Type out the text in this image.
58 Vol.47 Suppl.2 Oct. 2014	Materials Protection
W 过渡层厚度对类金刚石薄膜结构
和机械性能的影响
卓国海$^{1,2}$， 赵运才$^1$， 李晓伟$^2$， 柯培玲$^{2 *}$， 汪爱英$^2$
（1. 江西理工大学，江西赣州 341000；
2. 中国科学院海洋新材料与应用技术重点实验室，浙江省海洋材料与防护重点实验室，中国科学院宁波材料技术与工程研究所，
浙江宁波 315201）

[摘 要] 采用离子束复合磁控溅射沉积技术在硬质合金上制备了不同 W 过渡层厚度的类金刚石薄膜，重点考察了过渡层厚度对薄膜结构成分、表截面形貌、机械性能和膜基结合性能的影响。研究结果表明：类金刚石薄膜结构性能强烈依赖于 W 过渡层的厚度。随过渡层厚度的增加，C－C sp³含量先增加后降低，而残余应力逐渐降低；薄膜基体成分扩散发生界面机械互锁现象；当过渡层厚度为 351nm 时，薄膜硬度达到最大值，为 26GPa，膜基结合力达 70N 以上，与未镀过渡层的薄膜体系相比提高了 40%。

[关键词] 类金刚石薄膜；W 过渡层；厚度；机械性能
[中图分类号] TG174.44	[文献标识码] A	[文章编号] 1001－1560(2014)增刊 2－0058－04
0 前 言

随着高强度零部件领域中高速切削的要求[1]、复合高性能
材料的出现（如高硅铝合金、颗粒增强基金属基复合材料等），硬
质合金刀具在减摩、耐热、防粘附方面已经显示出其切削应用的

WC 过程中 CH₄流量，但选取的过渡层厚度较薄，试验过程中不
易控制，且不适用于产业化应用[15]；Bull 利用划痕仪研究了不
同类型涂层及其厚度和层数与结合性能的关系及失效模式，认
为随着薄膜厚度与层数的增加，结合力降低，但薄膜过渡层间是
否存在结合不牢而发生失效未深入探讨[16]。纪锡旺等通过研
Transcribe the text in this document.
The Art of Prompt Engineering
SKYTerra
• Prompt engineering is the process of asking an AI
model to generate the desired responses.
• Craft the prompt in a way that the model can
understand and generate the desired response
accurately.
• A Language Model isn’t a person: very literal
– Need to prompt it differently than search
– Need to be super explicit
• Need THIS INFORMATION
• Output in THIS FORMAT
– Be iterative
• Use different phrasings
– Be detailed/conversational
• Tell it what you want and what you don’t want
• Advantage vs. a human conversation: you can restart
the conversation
+ + + + +
▶ Given exercise
Make an exact copy of every entry.

▶ Result for this task
Type out the text in this image.
58 Vol.47 Suppl.2 Oct. 2014	Materials Protection
W 过渡层厚度对类金刚石薄膜结构
和机械性能的影响
卓国海$^{1,2}$， 赵运才$^1$， 李晓伟$^2$， 柯培玲$^{2 *}$， 汪爱英$^2$
（1. 江西理工大学，江西赣州 341000；
2. 中国科学院海洋新材料与应用技术重点实验室，浙江省海洋材料与防护重点实验室，中国科学院宁波材料技术与工程研究所，
浙江宁波 315201）

[摘 要] 采用离子束复合磁控溅射沉积技术在硬质合金上制备了不同 W 过渡层厚度的类金刚石薄膜，重点考察了过渡层厚度对薄膜结构成分、表截面形貌、机械性能和膜基结合性能的影响。研究结果表明：类金刚石薄膜结构性能强烈依赖于 W 过渡层的厚度。随过渡层厚度的增加，C－C sp³含量先增加后降低，而残余应力逐渐降低；薄膜基体成分扩散发生界面机械互锁现象；当过渡层厚度为 351nm 时，薄膜硬度达到最大值，为 26GPa，膜基结合力达 70N 以上，与未镀过渡层的薄膜体系相比提高了 40%。

[关键词] 类金刚石薄膜；W 过渡层；厚度；机械性能
[中图分类号] TG174.44	[文献标识码] A	[文章编号] 1001－1560(2014)增刊 2－0058－04
0 前 言

随着高强度零部件领域中高速切削的要求[1]、复合高性能
材料的出现（如高硅铝合金、颗粒增强基金属基复合材料等），硬
质合金刀具在减摩、耐热、防粘附方面已经显示出其切削应用的

WC 过程中 CH₄流量，但选取的过渡层厚度较薄，试验过程中不
易控制，且不适用于产业化应用[15]；Bull 利用划痕仪研究了不
同类型涂层及其厚度和层数与结合性能的关系及失效模式，认
为随着薄膜厚度与层数的增加，结合力降低，但薄膜过渡层间是
否存在结合不牢而发生失效未深入探讨[16]。纪锡旺等通过研
Transcribe the text in this document.
The Art of Prompt Engineering
SKYTerra
• Prompt engineering is the process of asking an AI
model to generate the desired responses.
• Craft the prompt in a way that the model can
understand and generate the desired response
accurately.
• A Language Model isn’t a person: very literal
– Need to prompt it differently than search
– Need to be super explicit
• Need THIS INFORMATION
• Output in THIS FORMAT
– Be iterative
• Use different phrasings
– Be detailed/conversational
• Tell it what you want and what you don’t want
• Advantage vs. a human conversation: you can restart
the conversation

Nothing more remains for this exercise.